*OBJECTIVE*: Show each line from the listing that includes the word "einer".

*EXERCISE INPUTS*:
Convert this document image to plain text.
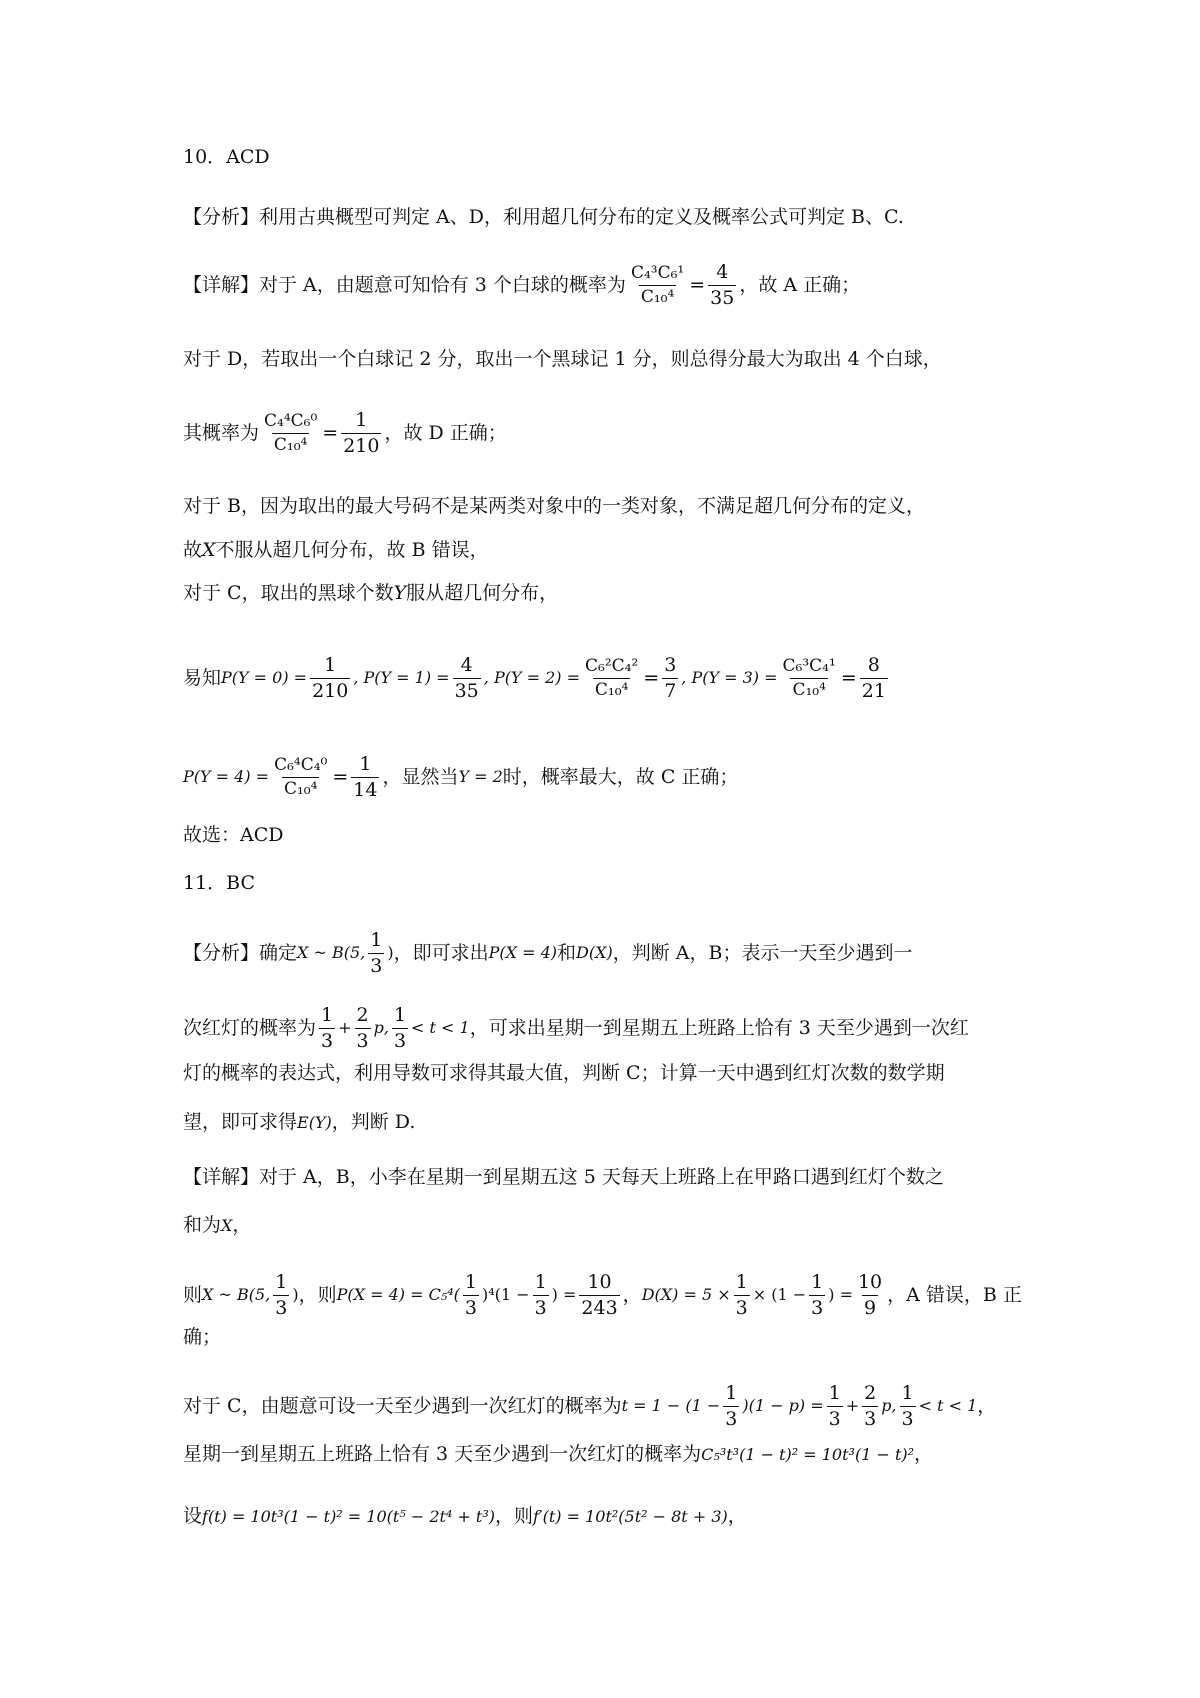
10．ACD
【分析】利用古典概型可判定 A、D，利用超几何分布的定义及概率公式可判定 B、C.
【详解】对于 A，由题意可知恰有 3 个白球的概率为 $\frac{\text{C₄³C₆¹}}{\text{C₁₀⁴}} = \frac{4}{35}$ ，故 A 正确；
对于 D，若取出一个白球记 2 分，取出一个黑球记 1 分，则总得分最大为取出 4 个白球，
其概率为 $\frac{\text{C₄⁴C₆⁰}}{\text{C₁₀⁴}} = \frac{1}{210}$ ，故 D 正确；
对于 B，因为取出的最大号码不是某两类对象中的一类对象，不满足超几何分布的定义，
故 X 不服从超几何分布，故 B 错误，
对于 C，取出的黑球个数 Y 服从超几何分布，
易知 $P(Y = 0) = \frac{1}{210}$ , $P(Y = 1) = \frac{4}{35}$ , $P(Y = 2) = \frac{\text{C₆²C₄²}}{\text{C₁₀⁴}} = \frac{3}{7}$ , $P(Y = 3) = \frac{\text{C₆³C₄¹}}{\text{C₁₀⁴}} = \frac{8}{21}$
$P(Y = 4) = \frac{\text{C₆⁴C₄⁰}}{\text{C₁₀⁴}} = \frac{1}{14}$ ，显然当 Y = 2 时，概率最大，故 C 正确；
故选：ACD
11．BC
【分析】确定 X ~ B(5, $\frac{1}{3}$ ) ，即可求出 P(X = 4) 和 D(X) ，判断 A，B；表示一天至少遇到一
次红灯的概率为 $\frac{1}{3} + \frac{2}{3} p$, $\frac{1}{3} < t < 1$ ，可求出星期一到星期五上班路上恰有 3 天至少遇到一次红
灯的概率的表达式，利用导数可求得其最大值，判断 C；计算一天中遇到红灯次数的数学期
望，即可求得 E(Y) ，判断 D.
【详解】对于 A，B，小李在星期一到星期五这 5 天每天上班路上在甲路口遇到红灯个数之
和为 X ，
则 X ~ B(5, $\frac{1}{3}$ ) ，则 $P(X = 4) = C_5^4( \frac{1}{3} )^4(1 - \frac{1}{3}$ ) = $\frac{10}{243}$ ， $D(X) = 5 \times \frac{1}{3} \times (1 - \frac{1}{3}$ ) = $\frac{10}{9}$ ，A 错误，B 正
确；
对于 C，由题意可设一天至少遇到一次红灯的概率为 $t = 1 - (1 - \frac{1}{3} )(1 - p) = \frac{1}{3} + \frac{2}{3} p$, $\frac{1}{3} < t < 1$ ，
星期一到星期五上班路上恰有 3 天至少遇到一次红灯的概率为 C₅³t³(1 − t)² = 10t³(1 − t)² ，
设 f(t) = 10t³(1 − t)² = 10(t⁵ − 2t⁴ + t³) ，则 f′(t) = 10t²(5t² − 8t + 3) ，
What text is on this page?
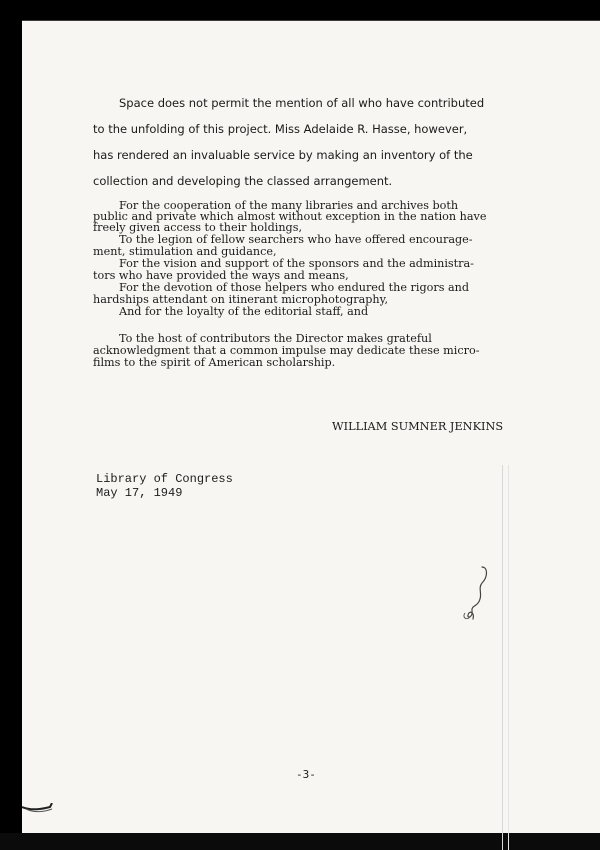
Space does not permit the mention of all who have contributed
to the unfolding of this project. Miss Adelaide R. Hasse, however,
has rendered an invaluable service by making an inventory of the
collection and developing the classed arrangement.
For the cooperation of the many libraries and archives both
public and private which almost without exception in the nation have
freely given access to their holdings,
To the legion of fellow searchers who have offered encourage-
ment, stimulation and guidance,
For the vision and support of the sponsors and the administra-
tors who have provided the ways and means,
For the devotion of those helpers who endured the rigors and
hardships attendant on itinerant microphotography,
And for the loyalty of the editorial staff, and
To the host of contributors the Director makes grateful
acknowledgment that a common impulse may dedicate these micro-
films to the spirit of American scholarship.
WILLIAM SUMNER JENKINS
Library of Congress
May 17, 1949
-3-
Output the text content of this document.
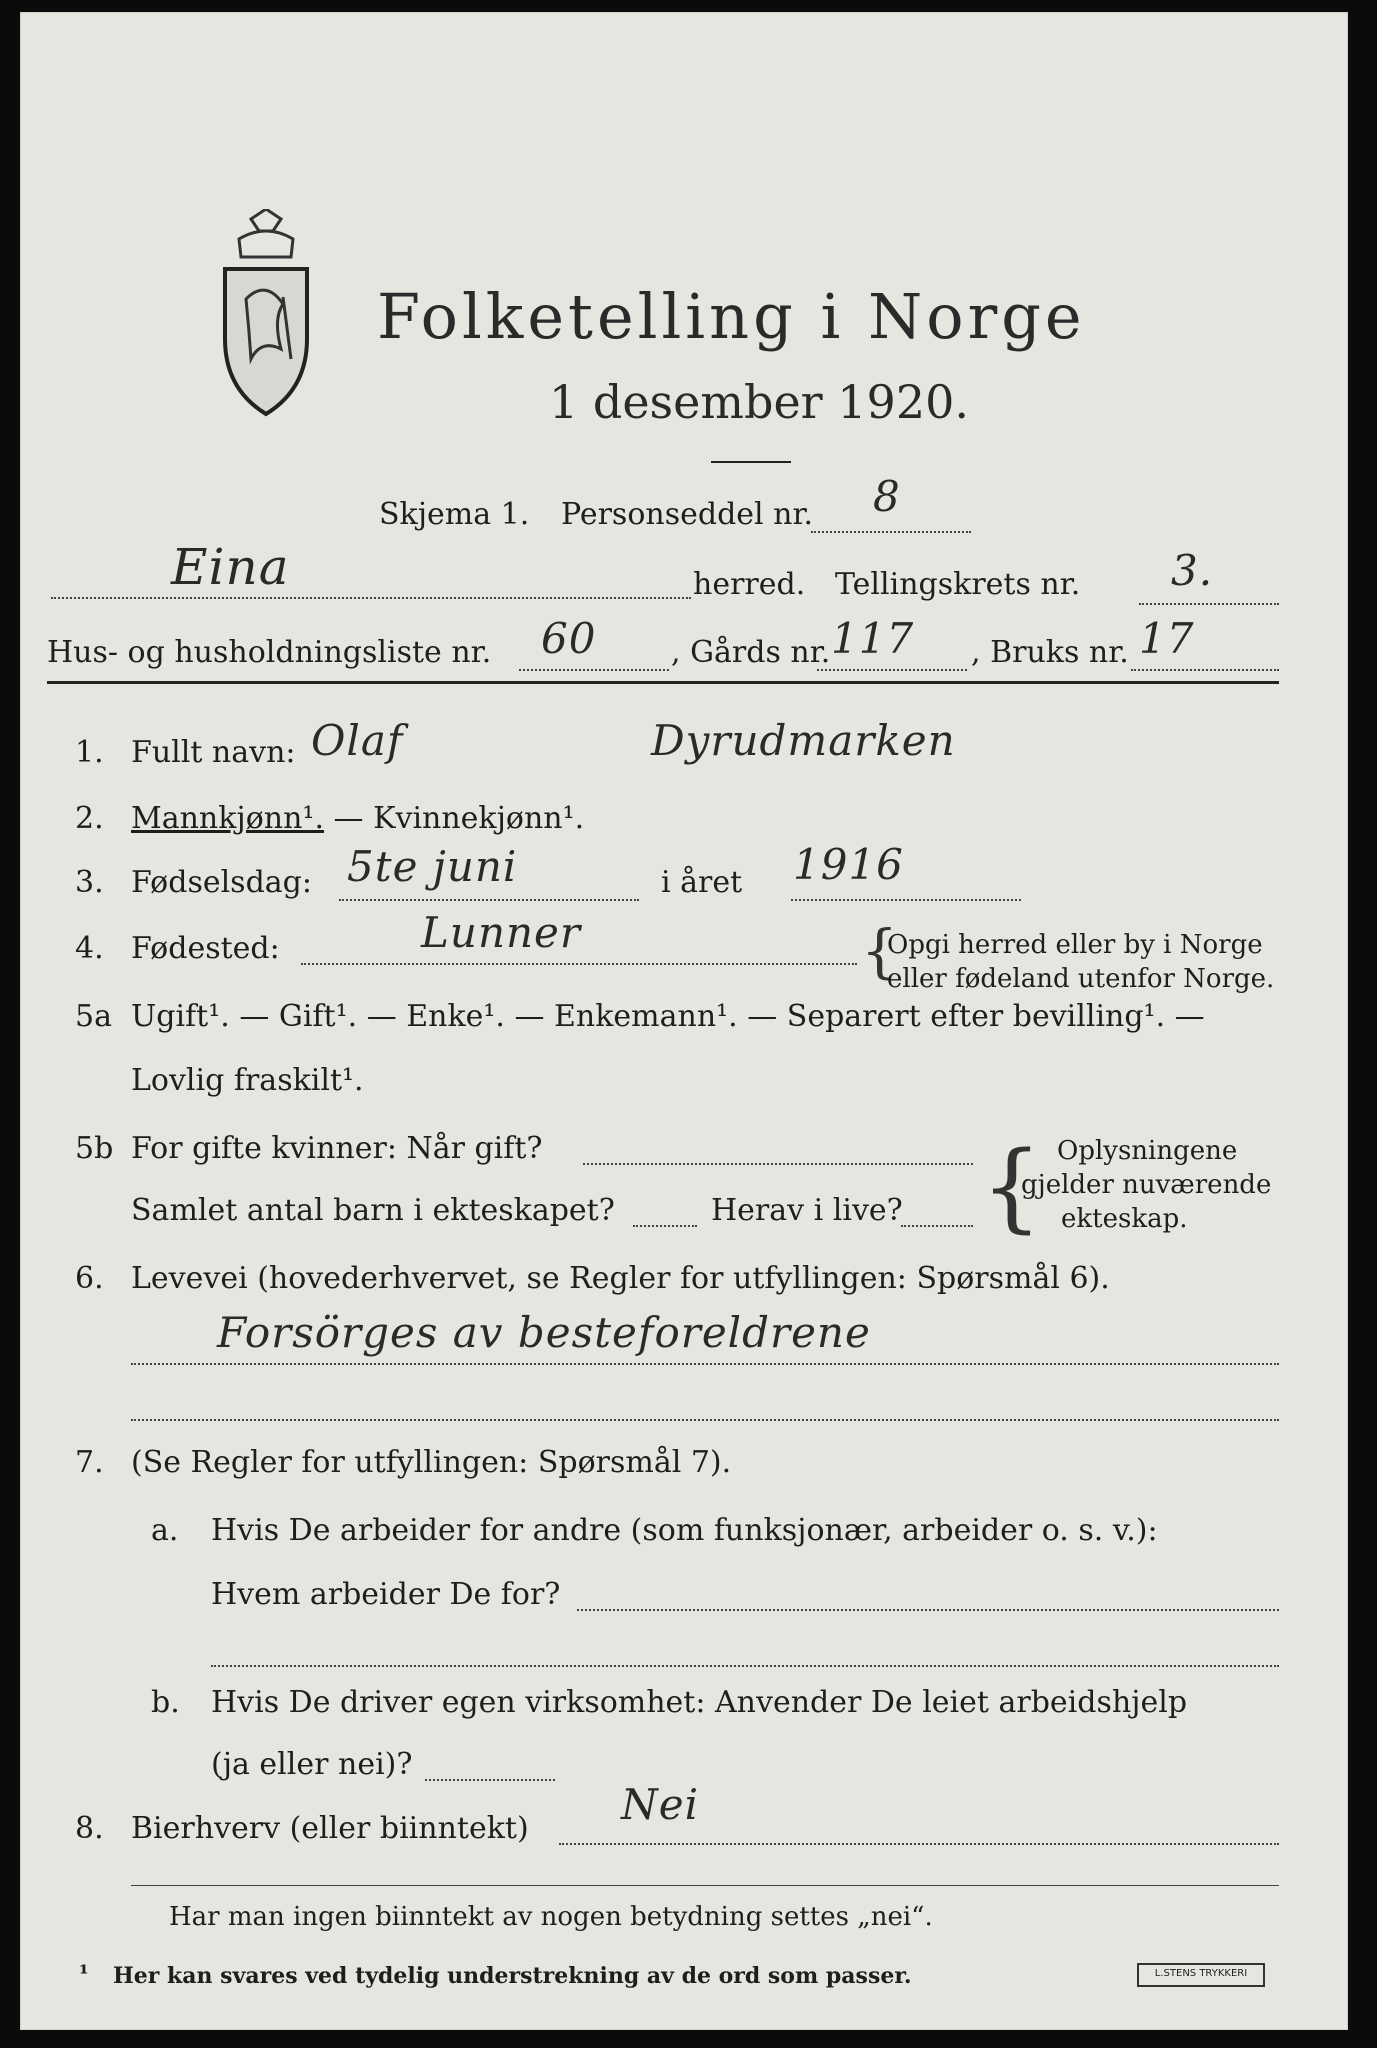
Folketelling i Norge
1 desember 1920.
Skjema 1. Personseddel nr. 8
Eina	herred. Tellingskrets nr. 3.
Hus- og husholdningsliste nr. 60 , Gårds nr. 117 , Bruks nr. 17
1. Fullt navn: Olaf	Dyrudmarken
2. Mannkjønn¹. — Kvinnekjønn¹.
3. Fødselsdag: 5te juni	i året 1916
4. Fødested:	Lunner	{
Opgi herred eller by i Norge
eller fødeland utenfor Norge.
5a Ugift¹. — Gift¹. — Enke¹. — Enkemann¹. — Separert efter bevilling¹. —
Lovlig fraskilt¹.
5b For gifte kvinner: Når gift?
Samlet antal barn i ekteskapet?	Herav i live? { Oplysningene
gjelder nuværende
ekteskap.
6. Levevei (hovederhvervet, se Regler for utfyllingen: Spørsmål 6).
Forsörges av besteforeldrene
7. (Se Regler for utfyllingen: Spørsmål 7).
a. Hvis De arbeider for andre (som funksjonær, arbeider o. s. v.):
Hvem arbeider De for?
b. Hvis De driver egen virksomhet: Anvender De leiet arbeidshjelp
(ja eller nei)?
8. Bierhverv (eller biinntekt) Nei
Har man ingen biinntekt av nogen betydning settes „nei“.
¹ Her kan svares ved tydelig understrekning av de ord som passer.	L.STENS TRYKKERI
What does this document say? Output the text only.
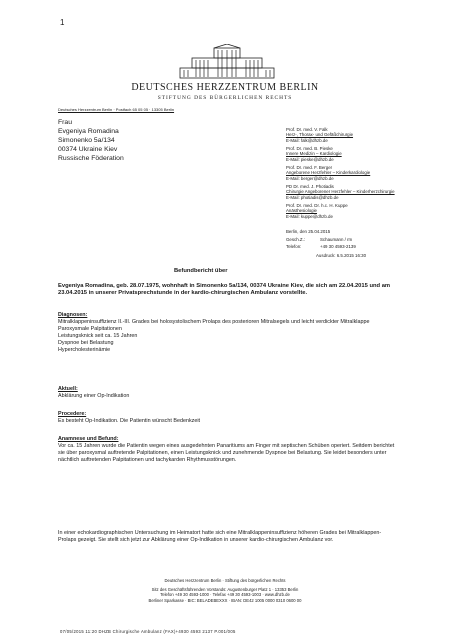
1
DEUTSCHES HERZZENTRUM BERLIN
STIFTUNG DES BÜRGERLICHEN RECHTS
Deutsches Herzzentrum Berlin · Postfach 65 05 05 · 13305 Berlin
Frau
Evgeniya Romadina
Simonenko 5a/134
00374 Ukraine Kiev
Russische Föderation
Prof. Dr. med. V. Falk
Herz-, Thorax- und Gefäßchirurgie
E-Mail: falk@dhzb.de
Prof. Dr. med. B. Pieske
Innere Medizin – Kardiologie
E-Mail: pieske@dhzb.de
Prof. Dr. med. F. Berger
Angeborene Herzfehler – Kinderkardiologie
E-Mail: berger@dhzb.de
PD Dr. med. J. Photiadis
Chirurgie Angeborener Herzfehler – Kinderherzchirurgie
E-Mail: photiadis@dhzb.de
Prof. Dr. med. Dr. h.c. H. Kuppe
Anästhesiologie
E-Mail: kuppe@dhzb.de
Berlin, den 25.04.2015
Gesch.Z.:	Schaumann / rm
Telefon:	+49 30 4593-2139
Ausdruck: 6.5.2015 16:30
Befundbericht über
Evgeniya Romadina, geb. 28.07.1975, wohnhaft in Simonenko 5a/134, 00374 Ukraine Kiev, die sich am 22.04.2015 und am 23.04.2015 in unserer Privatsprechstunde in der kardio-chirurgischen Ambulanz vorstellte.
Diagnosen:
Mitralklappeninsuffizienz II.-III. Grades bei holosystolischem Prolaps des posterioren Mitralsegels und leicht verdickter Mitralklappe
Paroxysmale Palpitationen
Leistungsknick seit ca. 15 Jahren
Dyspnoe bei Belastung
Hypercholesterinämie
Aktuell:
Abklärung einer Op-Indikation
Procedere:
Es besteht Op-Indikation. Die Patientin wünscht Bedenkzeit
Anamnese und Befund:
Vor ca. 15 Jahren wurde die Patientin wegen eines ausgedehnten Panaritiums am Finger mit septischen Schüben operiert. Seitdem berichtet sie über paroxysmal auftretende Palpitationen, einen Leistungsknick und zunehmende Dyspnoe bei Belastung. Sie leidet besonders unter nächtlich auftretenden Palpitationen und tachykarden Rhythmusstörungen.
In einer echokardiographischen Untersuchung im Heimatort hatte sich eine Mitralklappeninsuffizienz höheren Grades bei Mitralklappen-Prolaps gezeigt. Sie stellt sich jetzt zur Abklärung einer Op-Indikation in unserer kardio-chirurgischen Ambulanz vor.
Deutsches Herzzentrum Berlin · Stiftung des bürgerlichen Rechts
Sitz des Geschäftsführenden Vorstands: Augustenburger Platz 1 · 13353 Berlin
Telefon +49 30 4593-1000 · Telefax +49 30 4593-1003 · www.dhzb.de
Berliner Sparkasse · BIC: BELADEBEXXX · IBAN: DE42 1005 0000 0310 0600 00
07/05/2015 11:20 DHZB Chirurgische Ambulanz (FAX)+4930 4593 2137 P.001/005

*SOLUTION TO THIS TASK*:
Abklärung einer Op-Indikation
In einer echokardiographischen Untersuchung im Heimatort hatte sich eine Mitralklappeninsuffizienz höheren Grades bei Mitralklappen-Prolaps gezeigt. Sie stellt sich jetzt zur Abklärung einer Op-Indikation in unserer kardio-chirurgischen Ambulanz vor.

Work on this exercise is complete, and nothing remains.